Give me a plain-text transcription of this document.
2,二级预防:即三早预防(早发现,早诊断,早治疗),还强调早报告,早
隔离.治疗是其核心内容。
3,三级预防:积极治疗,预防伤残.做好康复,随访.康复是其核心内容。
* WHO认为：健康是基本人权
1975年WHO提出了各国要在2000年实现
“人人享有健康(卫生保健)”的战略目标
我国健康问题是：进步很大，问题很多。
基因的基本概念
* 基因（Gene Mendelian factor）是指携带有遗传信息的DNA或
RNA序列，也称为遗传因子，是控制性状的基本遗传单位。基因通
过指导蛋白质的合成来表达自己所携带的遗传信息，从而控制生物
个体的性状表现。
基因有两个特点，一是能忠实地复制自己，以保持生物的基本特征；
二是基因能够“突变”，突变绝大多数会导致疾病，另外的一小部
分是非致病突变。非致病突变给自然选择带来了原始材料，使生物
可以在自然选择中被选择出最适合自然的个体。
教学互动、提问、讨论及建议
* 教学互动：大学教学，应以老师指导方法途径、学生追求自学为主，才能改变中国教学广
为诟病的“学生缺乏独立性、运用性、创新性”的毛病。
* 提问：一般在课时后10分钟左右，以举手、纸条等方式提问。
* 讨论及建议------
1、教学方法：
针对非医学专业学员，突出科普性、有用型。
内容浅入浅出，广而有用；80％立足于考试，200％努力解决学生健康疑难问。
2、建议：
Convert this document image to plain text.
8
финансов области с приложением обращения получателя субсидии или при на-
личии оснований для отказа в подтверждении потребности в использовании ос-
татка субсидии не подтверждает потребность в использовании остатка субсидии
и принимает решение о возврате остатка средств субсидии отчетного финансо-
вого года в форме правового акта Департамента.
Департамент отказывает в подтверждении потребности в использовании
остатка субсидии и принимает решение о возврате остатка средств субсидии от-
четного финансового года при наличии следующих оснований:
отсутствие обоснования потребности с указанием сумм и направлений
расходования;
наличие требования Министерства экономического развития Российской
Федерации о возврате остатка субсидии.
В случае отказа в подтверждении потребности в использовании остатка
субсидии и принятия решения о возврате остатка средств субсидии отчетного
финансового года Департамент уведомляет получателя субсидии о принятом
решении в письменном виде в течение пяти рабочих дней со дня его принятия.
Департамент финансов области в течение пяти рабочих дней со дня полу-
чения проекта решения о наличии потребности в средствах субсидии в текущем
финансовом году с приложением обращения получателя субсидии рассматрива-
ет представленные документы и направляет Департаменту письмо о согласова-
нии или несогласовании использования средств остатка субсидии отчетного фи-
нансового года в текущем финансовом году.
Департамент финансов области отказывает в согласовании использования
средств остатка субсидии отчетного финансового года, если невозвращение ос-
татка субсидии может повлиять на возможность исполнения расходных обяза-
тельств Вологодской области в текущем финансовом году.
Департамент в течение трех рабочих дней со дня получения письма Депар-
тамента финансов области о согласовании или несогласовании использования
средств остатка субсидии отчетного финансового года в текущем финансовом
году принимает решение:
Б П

════════════════

◆ **Problem description**:
Make an exact copy of the material above.

◆ **Correct answer**:
Give me a plain-text transcription of this document.
2,二级预防:即三早预防(早发现,早诊断,早治疗),还强调早报告,早
隔离.治疗是其核心内容。
3,三级预防:积极治疗,预防伤残.做好康复,随访.康复是其核心内容。
* WHO认为：健康是基本人权
1975年WHO提出了各国要在2000年实现
“人人享有健康(卫生保健)”的战略目标
我国健康问题是：进步很大，问题很多。
基因的基本概念
* 基因（Gene Mendelian factor）是指携带有遗传信息的DNA或
RNA序列，也称为遗传因子，是控制性状的基本遗传单位。基因通
过指导蛋白质的合成来表达自己所携带的遗传信息，从而控制生物
个体的性状表现。
基因有两个特点，一是能忠实地复制自己，以保持生物的基本特征；
二是基因能够“突变”，突变绝大多数会导致疾病，另外的一小部
分是非致病突变。非致病突变给自然选择带来了原始材料，使生物
可以在自然选择中被选择出最适合自然的个体。
教学互动、提问、讨论及建议
* 教学互动：大学教学，应以老师指导方法途径、学生追求自学为主，才能改变中国教学广
为诟病的“学生缺乏独立性、运用性、创新性”的毛病。
* 提问：一般在课时后10分钟左右，以举手、纸条等方式提问。
* 讨论及建议------
1、教学方法：
针对非医学专业学员，突出科普性、有用型。
内容浅入浅出，广而有用；80％立足于考试，200％努力解决学生健康疑难问。
2、建议：
Convert this document image to plain text.
8
финансов области с приложением обращения получателя субсидии или при на-
личии оснований для отказа в подтверждении потребности в использовании ос-
татка субсидии не подтверждает потребность в использовании остатка субсидии
и принимает решение о возврате остатка средств субсидии отчетного финансо-
вого года в форме правового акта Департамента.
Департамент отказывает в подтверждении потребности в использовании
остатка субсидии и принимает решение о возврате остатка средств субсидии от-
четного финансового года при наличии следующих оснований:
отсутствие обоснования потребности с указанием сумм и направлений
расходования;
наличие требования Министерства экономического развития Российской
Федерации о возврате остатка субсидии.
В случае отказа в подтверждении потребности в использовании остатка
субсидии и принятия решения о возврате остатка средств субсидии отчетного
финансового года Департамент уведомляет получателя субсидии о принятом
решении в письменном виде в течение пяти рабочих дней со дня его принятия.
Департамент финансов области в течение пяти рабочих дней со дня полу-
чения проекта решения о наличии потребности в средствах субсидии в текущем
финансовом году с приложением обращения получателя субсидии рассматрива-
ет представленные документы и направляет Департаменту письмо о согласова-
нии или несогласовании использования средств остатка субсидии отчетного фи-
нансового года в текущем финансовом году.
Департамент финансов области отказывает в согласовании использования
средств остатка субсидии отчетного финансового года, если невозвращение ос-
татка субсидии может повлиять на возможность исполнения расходных обяза-
тельств Вологодской области в текущем финансовом году.
Департамент в течение трех рабочих дней со дня получения письма Депар-
тамента финансов области о согласовании или несогласовании использования
средств остатка субсидии отчетного финансового года в текущем финансовом
году принимает решение:
Б П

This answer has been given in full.